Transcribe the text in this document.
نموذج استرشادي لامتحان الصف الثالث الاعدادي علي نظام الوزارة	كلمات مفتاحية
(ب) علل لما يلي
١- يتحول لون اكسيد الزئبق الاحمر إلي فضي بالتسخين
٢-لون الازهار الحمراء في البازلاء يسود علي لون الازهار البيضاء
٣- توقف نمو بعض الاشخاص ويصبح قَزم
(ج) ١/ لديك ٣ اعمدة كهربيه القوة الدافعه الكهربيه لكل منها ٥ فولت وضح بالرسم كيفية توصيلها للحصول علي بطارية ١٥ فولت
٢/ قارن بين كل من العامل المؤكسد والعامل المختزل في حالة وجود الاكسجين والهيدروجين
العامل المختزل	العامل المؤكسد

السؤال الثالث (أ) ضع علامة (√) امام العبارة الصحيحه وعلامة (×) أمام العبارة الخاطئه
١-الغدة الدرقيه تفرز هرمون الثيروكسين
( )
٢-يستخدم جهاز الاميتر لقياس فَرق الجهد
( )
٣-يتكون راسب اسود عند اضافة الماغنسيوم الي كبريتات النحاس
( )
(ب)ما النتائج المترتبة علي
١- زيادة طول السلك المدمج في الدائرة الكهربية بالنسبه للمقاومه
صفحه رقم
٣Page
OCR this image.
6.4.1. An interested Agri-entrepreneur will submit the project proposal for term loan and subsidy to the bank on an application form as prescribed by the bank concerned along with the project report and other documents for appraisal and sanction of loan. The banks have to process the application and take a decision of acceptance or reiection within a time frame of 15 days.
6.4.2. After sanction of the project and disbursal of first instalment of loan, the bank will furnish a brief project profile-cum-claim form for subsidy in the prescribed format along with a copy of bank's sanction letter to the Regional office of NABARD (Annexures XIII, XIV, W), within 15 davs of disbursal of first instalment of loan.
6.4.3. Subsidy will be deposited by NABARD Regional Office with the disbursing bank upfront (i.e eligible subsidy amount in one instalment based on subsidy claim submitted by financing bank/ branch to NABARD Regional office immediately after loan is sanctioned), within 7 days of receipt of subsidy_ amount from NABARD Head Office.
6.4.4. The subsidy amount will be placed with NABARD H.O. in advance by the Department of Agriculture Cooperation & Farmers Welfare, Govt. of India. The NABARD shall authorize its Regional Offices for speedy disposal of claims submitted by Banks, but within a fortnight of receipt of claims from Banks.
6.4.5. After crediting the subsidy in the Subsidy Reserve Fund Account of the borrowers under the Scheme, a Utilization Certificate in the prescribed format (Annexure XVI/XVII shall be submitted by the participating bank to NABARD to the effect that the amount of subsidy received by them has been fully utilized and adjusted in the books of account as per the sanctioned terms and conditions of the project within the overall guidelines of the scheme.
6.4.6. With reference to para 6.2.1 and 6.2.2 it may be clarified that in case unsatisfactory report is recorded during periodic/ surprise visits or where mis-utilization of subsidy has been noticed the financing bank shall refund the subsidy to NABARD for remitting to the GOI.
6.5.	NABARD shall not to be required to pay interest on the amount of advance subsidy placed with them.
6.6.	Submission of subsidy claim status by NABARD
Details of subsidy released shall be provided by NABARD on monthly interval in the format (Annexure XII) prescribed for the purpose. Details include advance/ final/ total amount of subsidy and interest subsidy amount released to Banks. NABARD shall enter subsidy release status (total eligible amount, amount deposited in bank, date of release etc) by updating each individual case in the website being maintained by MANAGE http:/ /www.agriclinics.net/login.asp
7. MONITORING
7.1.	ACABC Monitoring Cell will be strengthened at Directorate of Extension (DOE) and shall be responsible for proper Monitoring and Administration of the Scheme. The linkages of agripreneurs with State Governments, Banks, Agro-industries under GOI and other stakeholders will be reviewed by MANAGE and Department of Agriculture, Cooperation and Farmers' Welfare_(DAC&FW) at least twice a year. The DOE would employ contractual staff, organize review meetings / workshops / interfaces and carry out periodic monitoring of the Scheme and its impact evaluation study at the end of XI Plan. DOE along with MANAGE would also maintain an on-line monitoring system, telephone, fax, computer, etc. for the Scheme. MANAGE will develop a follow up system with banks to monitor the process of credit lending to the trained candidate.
★ ★ ★ ★ ★ ★ ★
Above are some records; extract every one of them exactly.

## Response
Transcribe the text in this document.
نموذج استرشادي لامتحان الصف الثالث الاعدادي علي نظام الوزارة	كلمات مفتاحية
(ب) علل لما يلي
١- يتحول لون اكسيد الزئبق الاحمر إلي فضي بالتسخين
٢-لون الازهار الحمراء في البازلاء يسود علي لون الازهار البيضاء
٣- توقف نمو بعض الاشخاص ويصبح قَزم
(ج) ١/ لديك ٣ اعمدة كهربيه القوة الدافعه الكهربيه لكل منها ٥ فولت وضح بالرسم كيفية توصيلها للحصول علي بطارية ١٥ فولت
٢/ قارن بين كل من العامل المؤكسد والعامل المختزل في حالة وجود الاكسجين والهيدروجين
العامل المختزل	العامل المؤكسد

السؤال الثالث (أ) ضع علامة (√) امام العبارة الصحيحه وعلامة (×) أمام العبارة الخاطئه
١-الغدة الدرقيه تفرز هرمون الثيروكسين
( )
٢-يستخدم جهاز الاميتر لقياس فَرق الجهد
( )
٣-يتكون راسب اسود عند اضافة الماغنسيوم الي كبريتات النحاس
( )
(ب)ما النتائج المترتبة علي
١- زيادة طول السلك المدمج في الدائرة الكهربية بالنسبه للمقاومه
صفحه رقم
٣Page
OCR this image.
6.4.1. An interested Agri-entrepreneur will submit the project proposal for term loan and subsidy to the bank on an application form as prescribed by the bank concerned along with the project report and other documents for appraisal and sanction of loan. The banks have to process the application and take a decision of acceptance or reiection within a time frame of 15 days.
6.4.2. After sanction of the project and disbursal of first instalment of loan, the bank will furnish a brief project profile-cum-claim form for subsidy in the prescribed format along with a copy of bank's sanction letter to the Regional office of NABARD (Annexures XIII, XIV, W), within 15 davs of disbursal of first instalment of loan.
6.4.3. Subsidy will be deposited by NABARD Regional Office with the disbursing bank upfront (i.e eligible subsidy amount in one instalment based on subsidy claim submitted by financing bank/ branch to NABARD Regional office immediately after loan is sanctioned), within 7 days of receipt of subsidy_ amount from NABARD Head Office.
6.4.4. The subsidy amount will be placed with NABARD H.O. in advance by the Department of Agriculture Cooperation & Farmers Welfare, Govt. of India. The NABARD shall authorize its Regional Offices for speedy disposal of claims submitted by Banks, but within a fortnight of receipt of claims from Banks.
6.4.5. After crediting the subsidy in the Subsidy Reserve Fund Account of the borrowers under the Scheme, a Utilization Certificate in the prescribed format (Annexure XVI/XVII shall be submitted by the participating bank to NABARD to the effect that the amount of subsidy received by them has been fully utilized and adjusted in the books of account as per the sanctioned terms and conditions of the project within the overall guidelines of the scheme.
6.4.6. With reference to para 6.2.1 and 6.2.2 it may be clarified that in case unsatisfactory report is recorded during periodic/ surprise visits or where mis-utilization of subsidy has been noticed the financing bank shall refund the subsidy to NABARD for remitting to the GOI.
6.5.	NABARD shall not to be required to pay interest on the amount of advance subsidy placed with them.
6.6.	Submission of subsidy claim status by NABARD
Details of subsidy released shall be provided by NABARD on monthly interval in the format (Annexure XII) prescribed for the purpose. Details include advance/ final/ total amount of subsidy and interest subsidy amount released to Banks. NABARD shall enter subsidy release status (total eligible amount, amount deposited in bank, date of release etc) by updating each individual case in the website being maintained by MANAGE http:/ /www.agriclinics.net/login.asp
7. MONITORING
7.1.	ACABC Monitoring Cell will be strengthened at Directorate of Extension (DOE) and shall be responsible for proper Monitoring and Administration of the Scheme. The linkages of agripreneurs with State Governments, Banks, Agro-industries under GOI and other stakeholders will be reviewed by MANAGE and Department of Agriculture, Cooperation and Farmers' Welfare_(DAC&FW) at least twice a year. The DOE would employ contractual staff, organize review meetings / workshops / interfaces and carry out periodic monitoring of the Scheme and its impact evaluation study at the end of XI Plan. DOE along with MANAGE would also maintain an on-line monitoring system, telephone, fax, computer, etc. for the Scheme. MANAGE will develop a follow up system with banks to monitor the process of credit lending to the trained candidate.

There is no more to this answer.